>> start RECORDS TO USE

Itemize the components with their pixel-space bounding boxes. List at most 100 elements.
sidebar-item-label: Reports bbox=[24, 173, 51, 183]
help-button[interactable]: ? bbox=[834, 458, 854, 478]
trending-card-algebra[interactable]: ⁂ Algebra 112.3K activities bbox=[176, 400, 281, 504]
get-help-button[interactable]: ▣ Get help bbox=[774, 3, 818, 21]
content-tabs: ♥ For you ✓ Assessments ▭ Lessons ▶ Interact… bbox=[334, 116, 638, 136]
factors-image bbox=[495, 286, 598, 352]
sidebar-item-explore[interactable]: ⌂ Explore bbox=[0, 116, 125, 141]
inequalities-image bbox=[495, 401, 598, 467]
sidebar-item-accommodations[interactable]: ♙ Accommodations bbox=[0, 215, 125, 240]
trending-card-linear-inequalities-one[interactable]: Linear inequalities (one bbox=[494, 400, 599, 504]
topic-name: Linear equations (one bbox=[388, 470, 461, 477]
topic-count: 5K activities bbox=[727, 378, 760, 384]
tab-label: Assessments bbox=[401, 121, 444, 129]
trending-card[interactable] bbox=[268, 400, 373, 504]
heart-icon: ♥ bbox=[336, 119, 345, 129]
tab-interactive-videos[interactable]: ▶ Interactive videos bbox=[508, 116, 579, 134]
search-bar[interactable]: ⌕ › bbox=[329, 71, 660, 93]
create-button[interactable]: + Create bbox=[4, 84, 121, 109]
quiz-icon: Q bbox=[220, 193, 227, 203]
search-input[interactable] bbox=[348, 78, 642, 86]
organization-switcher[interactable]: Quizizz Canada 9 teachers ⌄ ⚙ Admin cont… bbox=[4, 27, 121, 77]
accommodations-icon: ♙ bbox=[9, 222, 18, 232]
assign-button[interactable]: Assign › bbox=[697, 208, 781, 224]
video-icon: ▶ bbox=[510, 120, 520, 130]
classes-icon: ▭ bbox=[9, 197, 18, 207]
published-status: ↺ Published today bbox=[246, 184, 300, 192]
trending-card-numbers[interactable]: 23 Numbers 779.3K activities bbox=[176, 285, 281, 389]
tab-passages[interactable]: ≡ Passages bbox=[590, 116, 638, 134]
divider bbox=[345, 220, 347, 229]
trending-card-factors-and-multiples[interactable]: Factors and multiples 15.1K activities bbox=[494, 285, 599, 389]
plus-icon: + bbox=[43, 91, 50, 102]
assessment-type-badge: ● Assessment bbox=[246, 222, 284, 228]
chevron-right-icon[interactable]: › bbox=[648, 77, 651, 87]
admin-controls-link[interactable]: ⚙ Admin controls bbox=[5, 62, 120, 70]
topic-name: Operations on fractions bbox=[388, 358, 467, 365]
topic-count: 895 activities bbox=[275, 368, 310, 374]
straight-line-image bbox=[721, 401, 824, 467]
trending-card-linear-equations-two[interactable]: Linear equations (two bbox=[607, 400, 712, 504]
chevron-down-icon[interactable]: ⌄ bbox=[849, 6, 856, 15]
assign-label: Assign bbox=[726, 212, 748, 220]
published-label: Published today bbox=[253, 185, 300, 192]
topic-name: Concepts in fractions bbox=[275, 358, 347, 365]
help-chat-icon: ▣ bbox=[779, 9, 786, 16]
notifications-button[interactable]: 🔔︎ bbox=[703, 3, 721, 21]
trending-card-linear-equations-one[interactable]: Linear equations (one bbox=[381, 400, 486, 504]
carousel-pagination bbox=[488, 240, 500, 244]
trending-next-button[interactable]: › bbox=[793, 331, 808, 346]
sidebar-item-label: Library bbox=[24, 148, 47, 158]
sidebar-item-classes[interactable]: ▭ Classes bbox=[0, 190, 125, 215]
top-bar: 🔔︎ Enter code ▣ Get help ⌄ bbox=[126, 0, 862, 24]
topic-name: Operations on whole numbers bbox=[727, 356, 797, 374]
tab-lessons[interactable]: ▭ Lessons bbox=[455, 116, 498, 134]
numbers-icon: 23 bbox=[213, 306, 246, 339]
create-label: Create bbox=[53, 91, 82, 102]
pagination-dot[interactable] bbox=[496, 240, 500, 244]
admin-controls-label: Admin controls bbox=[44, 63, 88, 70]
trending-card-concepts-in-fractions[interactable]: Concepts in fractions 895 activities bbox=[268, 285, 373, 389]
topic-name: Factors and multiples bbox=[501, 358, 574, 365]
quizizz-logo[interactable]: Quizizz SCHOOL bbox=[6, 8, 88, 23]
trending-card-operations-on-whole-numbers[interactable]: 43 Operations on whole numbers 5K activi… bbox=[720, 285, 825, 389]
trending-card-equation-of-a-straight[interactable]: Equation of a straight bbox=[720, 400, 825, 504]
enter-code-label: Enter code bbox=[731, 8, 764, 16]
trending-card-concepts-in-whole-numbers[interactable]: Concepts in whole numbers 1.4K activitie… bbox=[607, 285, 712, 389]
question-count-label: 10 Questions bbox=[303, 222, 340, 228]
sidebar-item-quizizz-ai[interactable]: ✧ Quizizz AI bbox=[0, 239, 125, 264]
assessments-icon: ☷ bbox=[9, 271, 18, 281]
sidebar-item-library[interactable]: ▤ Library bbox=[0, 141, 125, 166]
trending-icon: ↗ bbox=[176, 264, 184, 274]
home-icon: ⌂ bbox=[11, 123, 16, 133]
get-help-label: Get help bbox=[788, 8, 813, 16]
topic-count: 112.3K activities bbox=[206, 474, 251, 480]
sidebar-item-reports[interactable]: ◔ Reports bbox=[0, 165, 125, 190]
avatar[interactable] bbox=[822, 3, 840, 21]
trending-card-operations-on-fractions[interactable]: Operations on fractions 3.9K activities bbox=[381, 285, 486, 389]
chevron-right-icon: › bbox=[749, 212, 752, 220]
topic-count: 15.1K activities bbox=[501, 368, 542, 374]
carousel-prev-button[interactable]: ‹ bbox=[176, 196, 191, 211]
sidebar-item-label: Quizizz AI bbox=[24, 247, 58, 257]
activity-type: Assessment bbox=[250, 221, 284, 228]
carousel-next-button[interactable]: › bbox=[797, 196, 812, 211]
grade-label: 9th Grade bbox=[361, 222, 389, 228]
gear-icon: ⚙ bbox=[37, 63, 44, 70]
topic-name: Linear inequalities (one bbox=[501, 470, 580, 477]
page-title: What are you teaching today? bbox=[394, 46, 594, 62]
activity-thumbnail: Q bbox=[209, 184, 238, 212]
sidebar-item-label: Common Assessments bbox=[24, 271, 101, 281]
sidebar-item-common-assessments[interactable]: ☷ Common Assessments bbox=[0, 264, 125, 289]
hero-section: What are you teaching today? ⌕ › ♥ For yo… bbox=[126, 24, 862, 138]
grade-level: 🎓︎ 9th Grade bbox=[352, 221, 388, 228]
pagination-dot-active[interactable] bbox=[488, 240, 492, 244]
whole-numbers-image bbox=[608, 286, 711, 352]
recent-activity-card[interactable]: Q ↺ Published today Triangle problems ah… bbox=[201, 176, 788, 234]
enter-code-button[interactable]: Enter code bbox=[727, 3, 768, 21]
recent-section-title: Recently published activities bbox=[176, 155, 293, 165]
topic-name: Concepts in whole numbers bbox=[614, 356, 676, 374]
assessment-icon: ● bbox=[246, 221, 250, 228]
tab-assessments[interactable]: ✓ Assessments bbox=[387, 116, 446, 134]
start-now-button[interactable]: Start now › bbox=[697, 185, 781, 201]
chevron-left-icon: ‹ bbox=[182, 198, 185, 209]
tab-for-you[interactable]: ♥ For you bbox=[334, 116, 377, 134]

>> end RECORDS TO USE

WRITTEN PROBLEM = Copy out all of the lines above, character for character.

THE OUTPUT =
Itemize the components with their pixel-space bounding boxes. List at most 100 elements.
sidebar-item-label: Reports bbox=[24, 173, 51, 183]
help-button[interactable]: ? bbox=[834, 458, 854, 478]
trending-card-algebra[interactable]: ⁂ Algebra 112.3K activities bbox=[176, 400, 281, 504]
get-help-button[interactable]: ▣ Get help bbox=[774, 3, 818, 21]
content-tabs: ♥ For you ✓ Assessments ▭ Lessons ▶ Interact… bbox=[334, 116, 638, 136]
factors-image bbox=[495, 286, 598, 352]
sidebar-item-explore[interactable]: ⌂ Explore bbox=[0, 116, 125, 141]
inequalities-image bbox=[495, 401, 598, 467]
sidebar-item-accommodations[interactable]: ♙ Accommodations bbox=[0, 215, 125, 240]
trending-card-linear-inequalities-one[interactable]: Linear inequalities (one bbox=[494, 400, 599, 504]
topic-name: Linear equations (one bbox=[388, 470, 461, 477]
topic-count: 5K activities bbox=[727, 378, 760, 384]
tab-label: Assessments bbox=[401, 121, 444, 129]
trending-card[interactable] bbox=[268, 400, 373, 504]
heart-icon: ♥ bbox=[336, 119, 345, 129]
tab-interactive-videos[interactable]: ▶ Interactive videos bbox=[508, 116, 579, 134]
search-bar[interactable]: ⌕ › bbox=[329, 71, 660, 93]
create-button[interactable]: + Create bbox=[4, 84, 121, 109]
quiz-icon: Q bbox=[220, 193, 227, 203]
search-input[interactable] bbox=[348, 78, 642, 86]
organization-switcher[interactable]: Quizizz Canada 9 teachers ⌄ ⚙ Admin cont… bbox=[4, 27, 121, 77]
accommodations-icon: ♙ bbox=[9, 222, 18, 232]
assign-button[interactable]: Assign › bbox=[697, 208, 781, 224]
video-icon: ▶ bbox=[510, 120, 520, 130]
classes-icon: ▭ bbox=[9, 197, 18, 207]
published-status: ↺ Published today bbox=[246, 184, 300, 192]
trending-card-numbers[interactable]: 23 Numbers 779.3K activities bbox=[176, 285, 281, 389]
tab-passages[interactable]: ≡ Passages bbox=[590, 116, 638, 134]
divider bbox=[345, 220, 347, 229]
trending-card-factors-and-multiples[interactable]: Factors and multiples 15.1K activities bbox=[494, 285, 599, 389]
plus-icon: + bbox=[43, 91, 50, 102]
assessment-type-badge: ● Assessment bbox=[246, 222, 284, 228]
chevron-right-icon[interactable]: › bbox=[648, 77, 651, 87]
admin-controls-link[interactable]: ⚙ Admin controls bbox=[5, 62, 120, 70]
topic-name: Operations on fractions bbox=[388, 358, 467, 365]
topic-count: 895 activities bbox=[275, 368, 310, 374]
straight-line-image bbox=[721, 401, 824, 467]
trending-card-linear-equations-two[interactable]: Linear equations (two bbox=[607, 400, 712, 504]
chevron-down-icon[interactable]: ⌄ bbox=[849, 6, 856, 15]
assign-label: Assign bbox=[726, 212, 748, 220]
published-label: Published today bbox=[253, 185, 300, 192]
topic-name: Concepts in fractions bbox=[275, 358, 347, 365]
help-chat-icon: ▣ bbox=[779, 9, 786, 16]
notifications-button[interactable]: 🔔︎ bbox=[703, 3, 721, 21]
trending-card-linear-equations-one[interactable]: Linear equations (one bbox=[381, 400, 486, 504]
carousel-pagination bbox=[488, 240, 500, 244]
trending-next-button[interactable]: › bbox=[793, 331, 808, 346]
sidebar-item-label: Library bbox=[24, 148, 47, 158]
sidebar-item-classes[interactable]: ▭ Classes bbox=[0, 190, 125, 215]
top-bar: 🔔︎ Enter code ▣ Get help ⌄ bbox=[126, 0, 862, 24]
topic-name: Operations on whole numbers bbox=[727, 356, 797, 374]
tab-lessons[interactable]: ▭ Lessons bbox=[455, 116, 498, 134]
numbers-icon: 23 bbox=[213, 306, 246, 339]
create-label: Create bbox=[53, 91, 82, 102]
pagination-dot[interactable] bbox=[496, 240, 500, 244]
admin-controls-label: Admin controls bbox=[44, 63, 88, 70]
trending-card-concepts-in-fractions[interactable]: Concepts in fractions 895 activities bbox=[268, 285, 373, 389]
topic-name: Factors and multiples bbox=[501, 358, 574, 365]
quizizz-logo[interactable]: Quizizz SCHOOL bbox=[6, 8, 88, 23]
trending-card-operations-on-whole-numbers[interactable]: 43 Operations on whole numbers 5K activi… bbox=[720, 285, 825, 389]
trending-card-equation-of-a-straight[interactable]: Equation of a straight bbox=[720, 400, 825, 504]
enter-code-label: Enter code bbox=[731, 8, 764, 16]
trending-card-concepts-in-whole-numbers[interactable]: Concepts in whole numbers 1.4K activitie… bbox=[607, 285, 712, 389]
question-count-label: 10 Questions bbox=[303, 222, 340, 228]
sidebar-item-quizizz-ai[interactable]: ✧ Quizizz AI bbox=[0, 239, 125, 264]
assessments-icon: ☷ bbox=[9, 271, 18, 281]
sidebar-item-library[interactable]: ▤ Library bbox=[0, 141, 125, 166]
trending-icon: ↗ bbox=[176, 264, 184, 274]
home-icon: ⌂ bbox=[11, 123, 16, 133]
get-help-label: Get help bbox=[788, 8, 813, 16]
topic-count: 112.3K activities bbox=[206, 474, 251, 480]
sidebar-item-reports[interactable]: ◔ Reports bbox=[0, 165, 125, 190]
avatar[interactable] bbox=[822, 3, 840, 21]
trending-card-operations-on-fractions[interactable]: Operations on fractions 3.9K activities bbox=[381, 285, 486, 389]
chevron-right-icon: › bbox=[749, 212, 752, 220]
topic-count: 15.1K activities bbox=[501, 368, 542, 374]
carousel-prev-button[interactable]: ‹ bbox=[176, 196, 191, 211]
sidebar-item-label: Quizizz AI bbox=[24, 247, 58, 257]
activity-type: Assessment bbox=[250, 221, 284, 228]
carousel-next-button[interactable]: › bbox=[797, 196, 812, 211]
grade-label: 9th Grade bbox=[361, 222, 389, 228]
gear-icon: ⚙ bbox=[37, 63, 44, 70]
topic-name: Linear inequalities (one bbox=[501, 470, 580, 477]
page-title: What are you teaching today? bbox=[394, 46, 594, 62]
activity-thumbnail: Q bbox=[209, 184, 238, 212]
sidebar-item-label: Common Assessments bbox=[24, 271, 101, 281]
sidebar-item-common-assessments[interactable]: ☷ Common Assessments bbox=[0, 264, 125, 289]
hero-section: What are you teaching today? ⌕ › ♥ For yo… bbox=[126, 24, 862, 138]
grade-level: 🎓︎ 9th Grade bbox=[352, 221, 388, 228]
pagination-dot-active[interactable] bbox=[488, 240, 492, 244]
whole-numbers-image bbox=[608, 286, 711, 352]
recent-activity-card[interactable]: Q ↺ Published today Triangle problems ah… bbox=[201, 176, 788, 234]
enter-code-button[interactable]: Enter code bbox=[727, 3, 768, 21]
recent-section-title: Recently published activities bbox=[176, 155, 293, 165]
topic-name: Concepts in whole numbers bbox=[614, 356, 676, 374]
assessment-icon: ● bbox=[246, 221, 250, 228]
tab-assessments[interactable]: ✓ Assessments bbox=[387, 116, 446, 134]
start-now-button[interactable]: Start now › bbox=[697, 185, 781, 201]
chevron-left-icon: ‹ bbox=[182, 198, 185, 209]
tab-for-you[interactable]: ♥ For you bbox=[334, 116, 377, 134]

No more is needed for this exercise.